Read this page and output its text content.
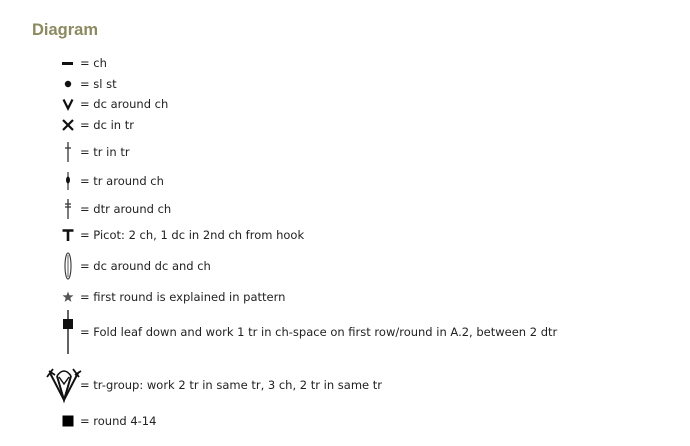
Diagram
= ch
= sl st
= dc around ch
= dc in tr
= tr in tr
= tr around ch
= dtr around ch
= Picot: 2 ch, 1 dc in 2nd ch from hook
= dc around dc and ch
= first round is explained in pattern
= Fold leaf down and work 1 tr in ch-space on first row/round in A.2, between 2 dtr
= tr-group: work 2 tr in same tr, 3 ch, 2 tr in same tr
= round 4-14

------------------------------------------------------------

▶ **WHAT IS REQUIRED**
Find the lines above that contain the word "around" and collect them.

▶ **EXPECTED ANSWER**
= dc around ch
= tr around ch
= dtr around ch
= dc around dc and ch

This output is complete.